[Source records]
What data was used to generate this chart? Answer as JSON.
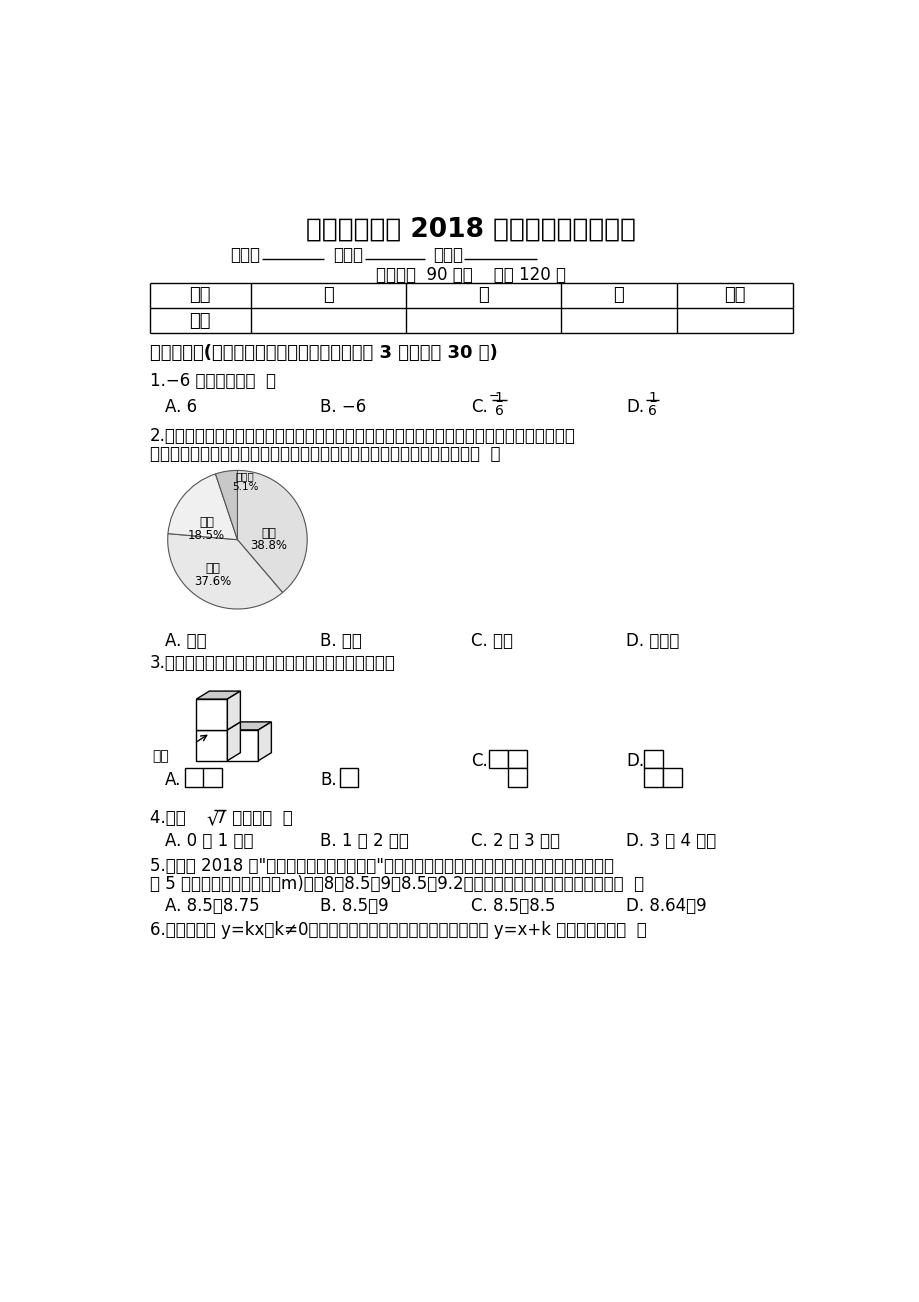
{
  "title": "湖南省邵阳县 2018 年中考数学一模试卷",
  "bg_color": "#ffffff",
  "figsize": [
    9.2,
    13.02
  ],
  "dpi": 100,
  "pie_pcts": [
    38.8,
    37.6,
    18.5,
    5.1
  ],
  "pie_colors": [
    "#e0e0e0",
    "#e8e8e8",
    "#f0f0f0",
    "#c8c8c8"
  ],
  "pie_labels_cn": [
    "小米",
    "魅族",
    "华为",
    "步步高"
  ],
  "pie_labels_pct": [
    "38.8%",
    "37.6%",
    "18.5%",
    "5.1%"
  ]
}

Direction:
Transcribe the listing in full. Omit the pictures and keep every line exact.

Result of this exercise:
What data was used to generate this chart? Answer as JSON.
{
  "title": "湖南省邵阳县 2018 年中考数学一模试卷",
  "bg_color": "#ffffff",
  "figsize": [
    9.2,
    13.02
  ],
  "dpi": 100,
  "pie_pcts": [
    38.8,
    37.6,
    18.5,
    5.1
  ],
  "pie_colors": [
    "#e0e0e0",
    "#e8e8e8",
    "#f0f0f0",
    "#c8c8c8"
  ],
  "pie_labels_cn": [
    "小米",
    "魅族",
    "华为",
    "步步高"
  ],
  "pie_labels_pct": [
    "38.8%",
    "37.6%",
    "18.5%",
    "5.1%"
  ]
}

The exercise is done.